Raw records —
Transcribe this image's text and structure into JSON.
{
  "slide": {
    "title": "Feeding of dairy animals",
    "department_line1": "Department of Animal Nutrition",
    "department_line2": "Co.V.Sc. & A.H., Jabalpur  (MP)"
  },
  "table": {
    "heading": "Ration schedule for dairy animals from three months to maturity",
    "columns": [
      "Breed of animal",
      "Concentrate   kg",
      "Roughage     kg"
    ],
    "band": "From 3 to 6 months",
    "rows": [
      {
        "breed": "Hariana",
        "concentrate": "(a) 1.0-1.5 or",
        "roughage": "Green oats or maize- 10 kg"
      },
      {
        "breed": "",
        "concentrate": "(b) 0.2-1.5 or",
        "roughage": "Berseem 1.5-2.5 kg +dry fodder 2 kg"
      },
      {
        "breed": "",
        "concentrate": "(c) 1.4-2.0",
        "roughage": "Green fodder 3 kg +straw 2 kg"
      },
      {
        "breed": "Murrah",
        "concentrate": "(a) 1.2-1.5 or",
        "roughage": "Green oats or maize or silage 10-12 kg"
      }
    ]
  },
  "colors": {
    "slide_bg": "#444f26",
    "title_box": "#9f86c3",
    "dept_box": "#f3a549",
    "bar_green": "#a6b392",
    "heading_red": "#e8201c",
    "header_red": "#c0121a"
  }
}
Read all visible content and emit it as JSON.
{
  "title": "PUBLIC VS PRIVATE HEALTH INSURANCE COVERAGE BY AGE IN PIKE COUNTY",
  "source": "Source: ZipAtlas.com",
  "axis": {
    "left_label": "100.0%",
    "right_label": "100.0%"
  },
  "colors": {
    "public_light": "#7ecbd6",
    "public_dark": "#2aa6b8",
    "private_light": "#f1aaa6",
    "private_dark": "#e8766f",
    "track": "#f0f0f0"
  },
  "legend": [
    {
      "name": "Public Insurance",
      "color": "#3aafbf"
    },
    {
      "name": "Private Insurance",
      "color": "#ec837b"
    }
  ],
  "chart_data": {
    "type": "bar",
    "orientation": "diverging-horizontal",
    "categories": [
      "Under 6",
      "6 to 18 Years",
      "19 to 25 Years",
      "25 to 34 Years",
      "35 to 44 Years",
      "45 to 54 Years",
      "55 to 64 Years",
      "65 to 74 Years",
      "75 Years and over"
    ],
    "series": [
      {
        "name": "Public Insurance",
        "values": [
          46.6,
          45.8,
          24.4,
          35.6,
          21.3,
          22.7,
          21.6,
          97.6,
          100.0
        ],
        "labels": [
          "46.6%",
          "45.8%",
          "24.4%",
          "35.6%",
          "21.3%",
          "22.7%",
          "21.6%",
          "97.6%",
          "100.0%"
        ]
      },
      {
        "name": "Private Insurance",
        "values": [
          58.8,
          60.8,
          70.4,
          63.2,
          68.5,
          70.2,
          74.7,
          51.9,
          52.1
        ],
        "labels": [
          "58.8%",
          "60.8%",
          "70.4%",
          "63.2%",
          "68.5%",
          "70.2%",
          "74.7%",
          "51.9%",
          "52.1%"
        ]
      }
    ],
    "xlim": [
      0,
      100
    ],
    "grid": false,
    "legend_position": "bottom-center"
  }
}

Your goal — Return, from the data, each line that has the word "maize" in it.

Task result —
        "roughage": "Green oats or maize- 10 kg"
        "roughage": "Green oats or maize or silage 10-12 kg"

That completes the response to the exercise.